- Aim of the task
Give every entry again, word for word and in full.

>> Begin Stored records

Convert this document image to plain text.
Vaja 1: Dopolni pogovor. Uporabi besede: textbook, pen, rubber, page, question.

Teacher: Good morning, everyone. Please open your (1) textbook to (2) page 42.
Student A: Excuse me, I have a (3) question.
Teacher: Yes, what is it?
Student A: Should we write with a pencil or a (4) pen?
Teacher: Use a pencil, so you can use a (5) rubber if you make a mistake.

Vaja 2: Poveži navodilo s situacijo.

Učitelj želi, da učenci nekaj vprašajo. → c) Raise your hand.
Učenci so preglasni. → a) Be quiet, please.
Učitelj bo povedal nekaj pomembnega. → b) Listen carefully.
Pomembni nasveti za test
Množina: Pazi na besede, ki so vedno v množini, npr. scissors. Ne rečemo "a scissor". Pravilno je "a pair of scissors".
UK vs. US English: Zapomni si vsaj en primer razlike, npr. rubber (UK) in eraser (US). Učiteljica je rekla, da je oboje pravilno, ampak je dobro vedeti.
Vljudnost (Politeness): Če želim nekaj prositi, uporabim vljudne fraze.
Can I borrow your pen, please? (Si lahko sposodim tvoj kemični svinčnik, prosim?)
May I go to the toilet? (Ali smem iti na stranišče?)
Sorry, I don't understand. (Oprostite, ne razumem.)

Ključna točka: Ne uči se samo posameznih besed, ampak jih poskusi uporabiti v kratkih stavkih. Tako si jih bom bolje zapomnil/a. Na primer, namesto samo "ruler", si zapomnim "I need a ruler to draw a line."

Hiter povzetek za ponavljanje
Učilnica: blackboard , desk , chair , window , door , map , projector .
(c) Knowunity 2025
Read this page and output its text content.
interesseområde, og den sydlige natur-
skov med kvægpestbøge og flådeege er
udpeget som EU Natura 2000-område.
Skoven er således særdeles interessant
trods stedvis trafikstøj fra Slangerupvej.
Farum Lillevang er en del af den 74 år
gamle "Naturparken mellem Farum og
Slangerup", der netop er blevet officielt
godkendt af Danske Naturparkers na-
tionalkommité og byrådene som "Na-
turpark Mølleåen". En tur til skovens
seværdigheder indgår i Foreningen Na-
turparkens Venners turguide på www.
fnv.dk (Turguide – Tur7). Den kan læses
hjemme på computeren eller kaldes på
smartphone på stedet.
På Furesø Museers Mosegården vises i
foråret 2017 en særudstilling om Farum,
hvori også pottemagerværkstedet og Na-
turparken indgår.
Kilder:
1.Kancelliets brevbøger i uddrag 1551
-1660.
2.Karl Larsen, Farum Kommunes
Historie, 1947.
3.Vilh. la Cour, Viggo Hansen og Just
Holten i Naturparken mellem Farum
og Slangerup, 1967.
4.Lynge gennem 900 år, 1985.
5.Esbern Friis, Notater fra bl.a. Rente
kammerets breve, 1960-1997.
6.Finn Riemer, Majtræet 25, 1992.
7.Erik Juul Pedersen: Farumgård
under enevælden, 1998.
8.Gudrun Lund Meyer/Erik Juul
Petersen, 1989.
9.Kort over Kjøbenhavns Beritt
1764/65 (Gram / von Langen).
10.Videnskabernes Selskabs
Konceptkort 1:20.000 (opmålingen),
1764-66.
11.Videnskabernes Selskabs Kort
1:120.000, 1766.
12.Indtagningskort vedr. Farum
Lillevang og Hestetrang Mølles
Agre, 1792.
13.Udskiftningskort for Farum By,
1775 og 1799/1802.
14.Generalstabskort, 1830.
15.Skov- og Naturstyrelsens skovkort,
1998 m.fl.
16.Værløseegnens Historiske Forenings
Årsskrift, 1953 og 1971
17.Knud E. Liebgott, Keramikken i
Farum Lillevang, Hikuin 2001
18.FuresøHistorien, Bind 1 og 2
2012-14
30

>> End Stored records

- Reply
Convert this document image to plain text.
Vaja 1: Dopolni pogovor. Uporabi besede: textbook, pen, rubber, page, question.

Teacher: Good morning, everyone. Please open your (1) textbook to (2) page 42.
Student A: Excuse me, I have a (3) question.
Teacher: Yes, what is it?
Student A: Should we write with a pencil or a (4) pen?
Teacher: Use a pencil, so you can use a (5) rubber if you make a mistake.

Vaja 2: Poveži navodilo s situacijo.

Učitelj želi, da učenci nekaj vprašajo. → c) Raise your hand.
Učenci so preglasni. → a) Be quiet, please.
Učitelj bo povedal nekaj pomembnega. → b) Listen carefully.
Pomembni nasveti za test
Množina: Pazi na besede, ki so vedno v množini, npr. scissors. Ne rečemo "a scissor". Pravilno je "a pair of scissors".
UK vs. US English: Zapomni si vsaj en primer razlike, npr. rubber (UK) in eraser (US). Učiteljica je rekla, da je oboje pravilno, ampak je dobro vedeti.
Vljudnost (Politeness): Če želim nekaj prositi, uporabim vljudne fraze.
Can I borrow your pen, please? (Si lahko sposodim tvoj kemični svinčnik, prosim?)
May I go to the toilet? (Ali smem iti na stranišče?)
Sorry, I don't understand. (Oprostite, ne razumem.)

Ključna točka: Ne uči se samo posameznih besed, ampak jih poskusi uporabiti v kratkih stavkih. Tako si jih bom bolje zapomnil/a. Na primer, namesto samo "ruler", si zapomnim "I need a ruler to draw a line."

Hiter povzetek za ponavljanje
Učilnica: blackboard , desk , chair , window , door , map , projector .
(c) Knowunity 2025
Read this page and output its text content.
interesseområde, og den sydlige natur-
skov med kvægpestbøge og flådeege er
udpeget som EU Natura 2000-område.
Skoven er således særdeles interessant
trods stedvis trafikstøj fra Slangerupvej.
Farum Lillevang er en del af den 74 år
gamle "Naturparken mellem Farum og
Slangerup", der netop er blevet officielt
godkendt af Danske Naturparkers na-
tionalkommité og byrådene som "Na-
turpark Mølleåen". En tur til skovens
seværdigheder indgår i Foreningen Na-
turparkens Venners turguide på www.
fnv.dk (Turguide – Tur7). Den kan læses
hjemme på computeren eller kaldes på
smartphone på stedet.
På Furesø Museers Mosegården vises i
foråret 2017 en særudstilling om Farum,
hvori også pottemagerværkstedet og Na-
turparken indgår.
Kilder:
1.Kancelliets brevbøger i uddrag 1551
-1660.
2.Karl Larsen, Farum Kommunes
Historie, 1947.
3.Vilh. la Cour, Viggo Hansen og Just
Holten i Naturparken mellem Farum
og Slangerup, 1967.
4.Lynge gennem 900 år, 1985.
5.Esbern Friis, Notater fra bl.a. Rente
kammerets breve, 1960-1997.
6.Finn Riemer, Majtræet 25, 1992.
7.Erik Juul Pedersen: Farumgård
under enevælden, 1998.
8.Gudrun Lund Meyer/Erik Juul
Petersen, 1989.
9.Kort over Kjøbenhavns Beritt
1764/65 (Gram / von Langen).
10.Videnskabernes Selskabs
Konceptkort 1:20.000 (opmålingen),
1764-66.
11.Videnskabernes Selskabs Kort
1:120.000, 1766.
12.Indtagningskort vedr. Farum
Lillevang og Hestetrang Mølles
Agre, 1792.
13.Udskiftningskort for Farum By,
1775 og 1799/1802.
14.Generalstabskort, 1830.
15.Skov- og Naturstyrelsens skovkort,
1998 m.fl.
16.Værløseegnens Historiske Forenings
Årsskrift, 1953 og 1971
17.Knud E. Liebgott, Keramikken i
Farum Lillevang, Hikuin 2001
18.FuresøHistorien, Bind 1 og 2
2012-14
30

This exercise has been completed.